Work required>
Print the lines below exactly as they appear, every one of them.

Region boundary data
■ ■ ■ ■ ■ ■ ■
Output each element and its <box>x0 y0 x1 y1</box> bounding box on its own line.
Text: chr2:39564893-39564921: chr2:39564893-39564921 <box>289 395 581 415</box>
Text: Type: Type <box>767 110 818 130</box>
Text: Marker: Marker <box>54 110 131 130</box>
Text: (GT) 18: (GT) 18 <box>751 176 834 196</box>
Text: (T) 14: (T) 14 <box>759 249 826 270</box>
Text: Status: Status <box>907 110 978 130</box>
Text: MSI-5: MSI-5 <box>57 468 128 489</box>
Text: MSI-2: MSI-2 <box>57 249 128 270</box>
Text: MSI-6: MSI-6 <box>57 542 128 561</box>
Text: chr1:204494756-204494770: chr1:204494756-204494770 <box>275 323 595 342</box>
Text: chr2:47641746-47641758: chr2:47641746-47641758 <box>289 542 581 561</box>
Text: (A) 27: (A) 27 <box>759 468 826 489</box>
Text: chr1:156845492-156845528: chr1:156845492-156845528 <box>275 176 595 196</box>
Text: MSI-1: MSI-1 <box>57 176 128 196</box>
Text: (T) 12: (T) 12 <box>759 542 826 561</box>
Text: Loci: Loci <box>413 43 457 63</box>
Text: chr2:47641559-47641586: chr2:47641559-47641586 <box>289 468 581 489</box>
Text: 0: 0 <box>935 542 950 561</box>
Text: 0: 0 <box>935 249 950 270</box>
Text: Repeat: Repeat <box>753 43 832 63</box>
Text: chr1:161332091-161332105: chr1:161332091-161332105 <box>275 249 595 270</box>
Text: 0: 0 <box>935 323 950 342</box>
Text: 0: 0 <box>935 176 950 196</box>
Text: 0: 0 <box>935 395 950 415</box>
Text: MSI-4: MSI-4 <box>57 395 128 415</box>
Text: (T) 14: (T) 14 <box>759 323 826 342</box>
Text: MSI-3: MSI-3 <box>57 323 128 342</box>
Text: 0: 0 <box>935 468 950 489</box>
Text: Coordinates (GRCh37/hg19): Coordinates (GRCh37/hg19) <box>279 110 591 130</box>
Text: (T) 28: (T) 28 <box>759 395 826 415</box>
■ ■ ■ ■ ■ ■ ■
Correct response>
Output each element and its <box>x0 y0 x1 y1</box> bounding box on its own line.
Text: chr2:39564893-39564921: chr2:39564893-39564921 <box>289 395 581 415</box>
Text: Type: Type <box>767 110 818 130</box>
Text: Marker: Marker <box>54 110 131 130</box>
Text: (GT) 18: (GT) 18 <box>751 176 834 196</box>
Text: (T) 14: (T) 14 <box>759 249 826 270</box>
Text: Status: Status <box>907 110 978 130</box>
Text: MSI-5: MSI-5 <box>57 468 128 489</box>
Text: MSI-2: MSI-2 <box>57 249 128 270</box>
Text: MSI-6: MSI-6 <box>57 542 128 561</box>
Text: chr1:204494756-204494770: chr1:204494756-204494770 <box>275 323 595 342</box>
Text: chr2:47641746-47641758: chr2:47641746-47641758 <box>289 542 581 561</box>
Text: (A) 27: (A) 27 <box>759 468 826 489</box>
Text: chr1:156845492-156845528: chr1:156845492-156845528 <box>275 176 595 196</box>
Text: MSI-1: MSI-1 <box>57 176 128 196</box>
Text: (T) 12: (T) 12 <box>759 542 826 561</box>
Text: Loci: Loci <box>413 43 457 63</box>
Text: chr2:47641559-47641586: chr2:47641559-47641586 <box>289 468 581 489</box>
Text: 0: 0 <box>935 542 950 561</box>
Text: 0: 0 <box>935 249 950 270</box>
Text: Repeat: Repeat <box>753 43 832 63</box>
Text: chr1:161332091-161332105: chr1:161332091-161332105 <box>275 249 595 270</box>
Text: 0: 0 <box>935 323 950 342</box>
Text: 0: 0 <box>935 176 950 196</box>
Text: 0: 0 <box>935 395 950 415</box>
Text: MSI-4: MSI-4 <box>57 395 128 415</box>
Text: (T) 14: (T) 14 <box>759 323 826 342</box>
Text: MSI-3: MSI-3 <box>57 323 128 342</box>
Text: 0: 0 <box>935 468 950 489</box>
Text: Coordinates (GRCh37/hg19): Coordinates (GRCh37/hg19) <box>279 110 591 130</box>
Text: (T) 28: (T) 28 <box>759 395 826 415</box>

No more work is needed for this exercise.